• What is needed: Write out all of the data exactly as it appears.

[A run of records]
(begin)
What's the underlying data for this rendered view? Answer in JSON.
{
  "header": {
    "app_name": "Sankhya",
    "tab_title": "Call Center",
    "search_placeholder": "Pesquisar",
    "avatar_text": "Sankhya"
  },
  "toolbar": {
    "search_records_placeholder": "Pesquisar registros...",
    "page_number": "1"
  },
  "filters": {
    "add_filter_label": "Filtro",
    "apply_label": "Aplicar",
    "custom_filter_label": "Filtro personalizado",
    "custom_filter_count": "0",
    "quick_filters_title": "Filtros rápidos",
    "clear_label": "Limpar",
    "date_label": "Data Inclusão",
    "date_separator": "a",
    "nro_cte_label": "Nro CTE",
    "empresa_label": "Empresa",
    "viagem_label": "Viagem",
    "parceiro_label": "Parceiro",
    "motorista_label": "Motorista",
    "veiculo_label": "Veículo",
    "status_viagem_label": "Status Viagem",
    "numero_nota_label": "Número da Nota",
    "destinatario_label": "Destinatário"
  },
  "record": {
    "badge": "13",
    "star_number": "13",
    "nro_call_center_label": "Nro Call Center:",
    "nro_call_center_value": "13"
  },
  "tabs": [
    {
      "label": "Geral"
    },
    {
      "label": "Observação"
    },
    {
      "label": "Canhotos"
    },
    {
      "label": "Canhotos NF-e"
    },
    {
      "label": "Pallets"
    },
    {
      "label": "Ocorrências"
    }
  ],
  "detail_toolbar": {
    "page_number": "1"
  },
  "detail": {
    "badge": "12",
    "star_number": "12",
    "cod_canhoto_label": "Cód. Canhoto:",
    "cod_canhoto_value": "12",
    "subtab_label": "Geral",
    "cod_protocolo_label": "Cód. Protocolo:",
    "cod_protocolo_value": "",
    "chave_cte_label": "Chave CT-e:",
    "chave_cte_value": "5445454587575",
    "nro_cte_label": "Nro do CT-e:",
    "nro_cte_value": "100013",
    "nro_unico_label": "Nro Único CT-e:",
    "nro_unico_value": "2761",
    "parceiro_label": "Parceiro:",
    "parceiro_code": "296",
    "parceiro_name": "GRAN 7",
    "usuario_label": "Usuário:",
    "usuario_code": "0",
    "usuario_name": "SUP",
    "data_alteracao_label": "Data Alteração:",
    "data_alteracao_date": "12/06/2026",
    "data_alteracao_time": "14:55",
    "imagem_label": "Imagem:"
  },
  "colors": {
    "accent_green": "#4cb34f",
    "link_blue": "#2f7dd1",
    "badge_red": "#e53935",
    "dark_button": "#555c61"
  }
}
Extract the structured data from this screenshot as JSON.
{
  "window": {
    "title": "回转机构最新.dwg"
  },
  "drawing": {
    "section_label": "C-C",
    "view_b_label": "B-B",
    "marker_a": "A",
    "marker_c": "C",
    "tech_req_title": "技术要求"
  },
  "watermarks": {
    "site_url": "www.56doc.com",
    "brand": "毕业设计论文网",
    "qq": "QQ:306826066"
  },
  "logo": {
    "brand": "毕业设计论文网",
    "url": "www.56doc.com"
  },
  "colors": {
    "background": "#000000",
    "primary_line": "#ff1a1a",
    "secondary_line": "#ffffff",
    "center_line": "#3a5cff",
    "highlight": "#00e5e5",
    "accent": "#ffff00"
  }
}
(end)
• Solution for this exercise:
What's the underlying data for this rendered view? Answer in JSON.
{
  "header": {
    "app_name": "Sankhya",
    "tab_title": "Call Center",
    "search_placeholder": "Pesquisar",
    "avatar_text": "Sankhya"
  },
  "toolbar": {
    "search_records_placeholder": "Pesquisar registros...",
    "page_number": "1"
  },
  "filters": {
    "add_filter_label": "Filtro",
    "apply_label": "Aplicar",
    "custom_filter_label": "Filtro personalizado",
    "custom_filter_count": "0",
    "quick_filters_title": "Filtros rápidos",
    "clear_label": "Limpar",
    "date_label": "Data Inclusão",
    "date_separator": "a",
    "nro_cte_label": "Nro CTE",
    "empresa_label": "Empresa",
    "viagem_label": "Viagem",
    "parceiro_label": "Parceiro",
    "motorista_label": "Motorista",
    "veiculo_label": "Veículo",
    "status_viagem_label": "Status Viagem",
    "numero_nota_label": "Número da Nota",
    "destinatario_label": "Destinatário"
  },
  "record": {
    "badge": "13",
    "star_number": "13",
    "nro_call_center_label": "Nro Call Center:",
    "nro_call_center_value": "13"
  },
  "tabs": [
    {
      "label": "Geral"
    },
    {
      "label": "Observação"
    },
    {
      "label": "Canhotos"
    },
    {
      "label": "Canhotos NF-e"
    },
    {
      "label": "Pallets"
    },
    {
      "label": "Ocorrências"
    }
  ],
  "detail_toolbar": {
    "page_number": "1"
  },
  "detail": {
    "badge": "12",
    "star_number": "12",
    "cod_canhoto_label": "Cód. Canhoto:",
    "cod_canhoto_value": "12",
    "subtab_label": "Geral",
    "cod_protocolo_label": "Cód. Protocolo:",
    "cod_protocolo_value": "",
    "chave_cte_label": "Chave CT-e:",
    "chave_cte_value": "5445454587575",
    "nro_cte_label": "Nro do CT-e:",
    "nro_cte_value": "100013",
    "nro_unico_label": "Nro Único CT-e:",
    "nro_unico_value": "2761",
    "parceiro_label": "Parceiro:",
    "parceiro_code": "296",
    "parceiro_name": "GRAN 7",
    "usuario_label": "Usuário:",
    "usuario_code": "0",
    "usuario_name": "SUP",
    "data_alteracao_label": "Data Alteração:",
    "data_alteracao_date": "12/06/2026",
    "data_alteracao_time": "14:55",
    "imagem_label": "Imagem:"
  },
  "colors": {
    "accent_green": "#4cb34f",
    "link_blue": "#2f7dd1",
    "badge_red": "#e53935",
    "dark_button": "#555c61"
  }
}
Extract the structured data from this screenshot as JSON.
{
  "window": {
    "title": "回转机构最新.dwg"
  },
  "drawing": {
    "section_label": "C-C",
    "view_b_label": "B-B",
    "marker_a": "A",
    "marker_c": "C",
    "tech_req_title": "技术要求"
  },
  "watermarks": {
    "site_url": "www.56doc.com",
    "brand": "毕业设计论文网",
    "qq": "QQ:306826066"
  },
  "logo": {
    "brand": "毕业设计论文网",
    "url": "www.56doc.com"
  },
  "colors": {
    "background": "#000000",
    "primary_line": "#ff1a1a",
    "secondary_line": "#ffffff",
    "center_line": "#3a5cff",
    "highlight": "#00e5e5",
    "accent": "#ffff00"
  }
}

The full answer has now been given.